_DIRECTIVE:_
Exclude the pictures and reproduce the remaining data exactly as written.

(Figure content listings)
--- BEGIN ---

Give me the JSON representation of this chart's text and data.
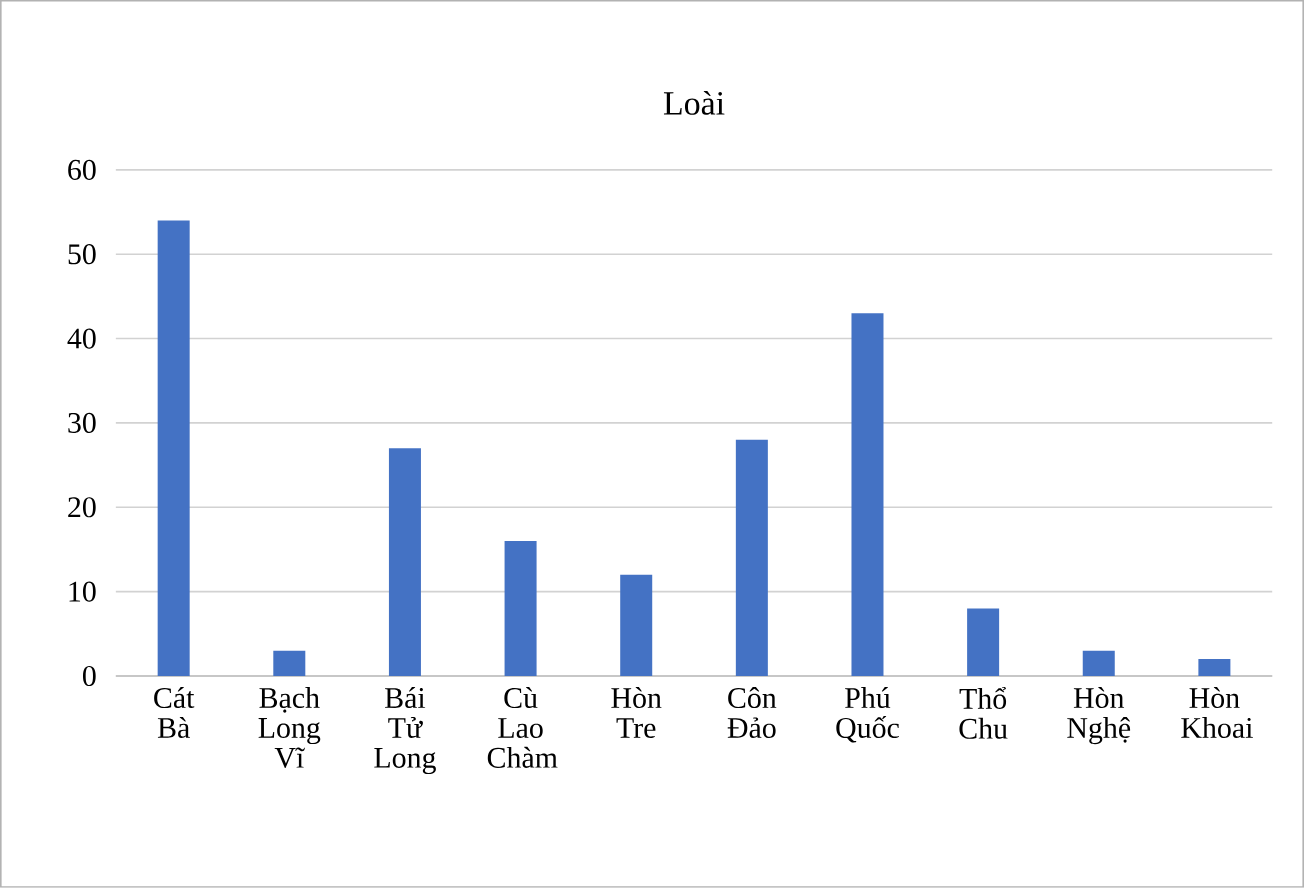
{
  "chart_data": {
    "type": "bar",
    "title": "Loài",
    "categories": [
      "Cát Bà",
      "Bạch Long Vĩ",
      "Bái Tử Long",
      "Cù Lao Chàm",
      "Hòn Tre",
      "Côn Đảo",
      "Phú Quốc",
      "Thổ Chu",
      "Hòn Nghệ",
      "Hòn Khoai"
    ],
    "values": [
      54,
      3,
      27,
      16,
      12,
      28,
      43,
      8,
      3,
      2
    ],
    "color": "#4472c4",
    "ylim": [
      0,
      60
    ],
    "yticks": [
      0,
      10,
      20,
      30,
      40,
      50,
      60
    ],
    "grid": "y"
  }
}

--- END ---

_THE RESPONSE:_
Give me the JSON representation of this chart's text and data.
{
  "chart_data": {
    "type": "bar",
    "title": "Loài",
    "categories": [
      "Cát Bà",
      "Bạch Long Vĩ",
      "Bái Tử Long",
      "Cù Lao Chàm",
      "Hòn Tre",
      "Côn Đảo",
      "Phú Quốc",
      "Thổ Chu",
      "Hòn Nghệ",
      "Hòn Khoai"
    ],
    "values": [
      54,
      3,
      27,
      16,
      12,
      28,
      43,
      8,
      3,
      2
    ],
    "color": "#4472c4",
    "ylim": [
      0,
      60
    ],
    "yticks": [
      0,
      10,
      20,
      30,
      40,
      50,
      60
    ],
    "grid": "y"
  }
}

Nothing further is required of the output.